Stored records

>> START

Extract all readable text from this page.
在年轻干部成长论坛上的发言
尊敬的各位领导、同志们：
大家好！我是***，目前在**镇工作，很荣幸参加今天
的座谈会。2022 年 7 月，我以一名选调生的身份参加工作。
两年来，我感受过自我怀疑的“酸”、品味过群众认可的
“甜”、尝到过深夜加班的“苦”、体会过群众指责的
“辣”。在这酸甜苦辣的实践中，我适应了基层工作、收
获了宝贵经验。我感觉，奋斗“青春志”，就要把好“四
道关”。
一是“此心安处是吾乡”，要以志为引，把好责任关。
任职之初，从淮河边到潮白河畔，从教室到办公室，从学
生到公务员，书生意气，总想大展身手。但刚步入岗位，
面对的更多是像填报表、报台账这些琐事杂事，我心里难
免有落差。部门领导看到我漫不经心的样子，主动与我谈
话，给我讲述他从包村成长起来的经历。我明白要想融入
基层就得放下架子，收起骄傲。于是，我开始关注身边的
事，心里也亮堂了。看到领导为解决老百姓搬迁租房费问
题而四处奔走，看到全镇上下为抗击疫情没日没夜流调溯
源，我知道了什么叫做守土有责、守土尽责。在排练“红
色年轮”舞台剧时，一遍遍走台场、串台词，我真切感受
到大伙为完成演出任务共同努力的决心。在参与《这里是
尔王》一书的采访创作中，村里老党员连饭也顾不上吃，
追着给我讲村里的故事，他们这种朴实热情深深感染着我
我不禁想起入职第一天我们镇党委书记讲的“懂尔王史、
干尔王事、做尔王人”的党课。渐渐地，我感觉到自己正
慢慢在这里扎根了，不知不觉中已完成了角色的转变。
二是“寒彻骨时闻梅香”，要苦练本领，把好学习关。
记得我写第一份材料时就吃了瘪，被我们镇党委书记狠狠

>> END

# [Exercise]
Give an exact repetition of all the material.

# [Solution to the exercise]
Extract all readable text from this page.
在年轻干部成长论坛上的发言
尊敬的各位领导、同志们：
大家好！我是***，目前在**镇工作，很荣幸参加今天
的座谈会。2022 年 7 月，我以一名选调生的身份参加工作。
两年来，我感受过自我怀疑的“酸”、品味过群众认可的
“甜”、尝到过深夜加班的“苦”、体会过群众指责的
“辣”。在这酸甜苦辣的实践中，我适应了基层工作、收
获了宝贵经验。我感觉，奋斗“青春志”，就要把好“四
道关”。
一是“此心安处是吾乡”，要以志为引，把好责任关。
任职之初，从淮河边到潮白河畔，从教室到办公室，从学
生到公务员，书生意气，总想大展身手。但刚步入岗位，
面对的更多是像填报表、报台账这些琐事杂事，我心里难
免有落差。部门领导看到我漫不经心的样子，主动与我谈
话，给我讲述他从包村成长起来的经历。我明白要想融入
基层就得放下架子，收起骄傲。于是，我开始关注身边的
事，心里也亮堂了。看到领导为解决老百姓搬迁租房费问
题而四处奔走，看到全镇上下为抗击疫情没日没夜流调溯
源，我知道了什么叫做守土有责、守土尽责。在排练“红
色年轮”舞台剧时，一遍遍走台场、串台词，我真切感受
到大伙为完成演出任务共同努力的决心。在参与《这里是
尔王》一书的采访创作中，村里老党员连饭也顾不上吃，
追着给我讲村里的故事，他们这种朴实热情深深感染着我
我不禁想起入职第一天我们镇党委书记讲的“懂尔王史、
干尔王事、做尔王人”的党课。渐渐地，我感觉到自己正
慢慢在这里扎根了，不知不觉中已完成了角色的转变。
二是“寒彻骨时闻梅香”，要苦练本领，把好学习关。
记得我写第一份材料时就吃了瘪，被我们镇党委书记狠狠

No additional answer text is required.